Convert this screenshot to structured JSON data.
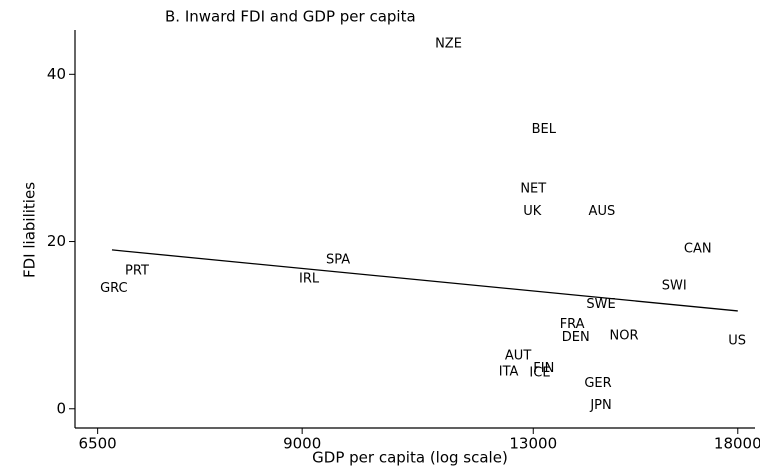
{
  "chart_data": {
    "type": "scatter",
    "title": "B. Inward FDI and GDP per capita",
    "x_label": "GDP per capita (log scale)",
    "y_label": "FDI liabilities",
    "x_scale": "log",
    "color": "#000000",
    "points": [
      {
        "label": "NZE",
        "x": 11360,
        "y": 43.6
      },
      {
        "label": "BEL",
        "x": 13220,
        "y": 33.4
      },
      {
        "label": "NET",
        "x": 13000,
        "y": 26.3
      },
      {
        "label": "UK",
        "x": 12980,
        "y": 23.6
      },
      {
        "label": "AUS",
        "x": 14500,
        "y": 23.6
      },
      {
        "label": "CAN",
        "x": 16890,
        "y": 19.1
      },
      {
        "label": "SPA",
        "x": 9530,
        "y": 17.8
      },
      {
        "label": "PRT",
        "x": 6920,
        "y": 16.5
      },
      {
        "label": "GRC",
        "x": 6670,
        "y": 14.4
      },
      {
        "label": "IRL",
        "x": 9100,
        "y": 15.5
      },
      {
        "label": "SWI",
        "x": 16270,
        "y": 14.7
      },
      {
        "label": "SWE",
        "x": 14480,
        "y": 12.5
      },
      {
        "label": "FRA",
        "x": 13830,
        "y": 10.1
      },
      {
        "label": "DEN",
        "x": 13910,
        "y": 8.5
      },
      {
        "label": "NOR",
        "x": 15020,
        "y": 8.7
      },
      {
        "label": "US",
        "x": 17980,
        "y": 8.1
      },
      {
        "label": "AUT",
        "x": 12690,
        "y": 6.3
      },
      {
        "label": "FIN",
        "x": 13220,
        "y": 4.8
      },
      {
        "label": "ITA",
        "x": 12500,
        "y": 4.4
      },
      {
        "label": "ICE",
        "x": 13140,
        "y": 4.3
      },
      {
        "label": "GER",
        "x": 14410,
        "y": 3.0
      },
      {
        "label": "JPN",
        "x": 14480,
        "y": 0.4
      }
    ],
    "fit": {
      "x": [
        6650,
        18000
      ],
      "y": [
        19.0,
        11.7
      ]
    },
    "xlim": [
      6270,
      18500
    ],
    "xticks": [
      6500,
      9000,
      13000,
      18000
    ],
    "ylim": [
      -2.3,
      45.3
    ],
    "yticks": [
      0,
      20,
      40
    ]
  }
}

+---+

### TASK DETAILS
Restate each of the entries above word for word and skip every image.

### SOLVED PROBLEM
Convert this screenshot to structured JSON data.
{
  "chart_data": {
    "type": "scatter",
    "title": "B. Inward FDI and GDP per capita",
    "x_label": "GDP per capita (log scale)",
    "y_label": "FDI liabilities",
    "x_scale": "log",
    "color": "#000000",
    "points": [
      {
        "label": "NZE",
        "x": 11360,
        "y": 43.6
      },
      {
        "label": "BEL",
        "x": 13220,
        "y": 33.4
      },
      {
        "label": "NET",
        "x": 13000,
        "y": 26.3
      },
      {
        "label": "UK",
        "x": 12980,
        "y": 23.6
      },
      {
        "label": "AUS",
        "x": 14500,
        "y": 23.6
      },
      {
        "label": "CAN",
        "x": 16890,
        "y": 19.1
      },
      {
        "label": "SPA",
        "x": 9530,
        "y": 17.8
      },
      {
        "label": "PRT",
        "x": 6920,
        "y": 16.5
      },
      {
        "label": "GRC",
        "x": 6670,
        "y": 14.4
      },
      {
        "label": "IRL",
        "x": 9100,
        "y": 15.5
      },
      {
        "label": "SWI",
        "x": 16270,
        "y": 14.7
      },
      {
        "label": "SWE",
        "x": 14480,
        "y": 12.5
      },
      {
        "label": "FRA",
        "x": 13830,
        "y": 10.1
      },
      {
        "label": "DEN",
        "x": 13910,
        "y": 8.5
      },
      {
        "label": "NOR",
        "x": 15020,
        "y": 8.7
      },
      {
        "label": "US",
        "x": 17980,
        "y": 8.1
      },
      {
        "label": "AUT",
        "x": 12690,
        "y": 6.3
      },
      {
        "label": "FIN",
        "x": 13220,
        "y": 4.8
      },
      {
        "label": "ITA",
        "x": 12500,
        "y": 4.4
      },
      {
        "label": "ICE",
        "x": 13140,
        "y": 4.3
      },
      {
        "label": "GER",
        "x": 14410,
        "y": 3.0
      },
      {
        "label": "JPN",
        "x": 14480,
        "y": 0.4
      }
    ],
    "fit": {
      "x": [
        6650,
        18000
      ],
      "y": [
        19.0,
        11.7
      ]
    },
    "xlim": [
      6270,
      18500
    ],
    "xticks": [
      6500,
      9000,
      13000,
      18000
    ],
    "ylim": [
      -2.3,
      45.3
    ],
    "yticks": [
      0,
      20,
      40
    ]
  }
}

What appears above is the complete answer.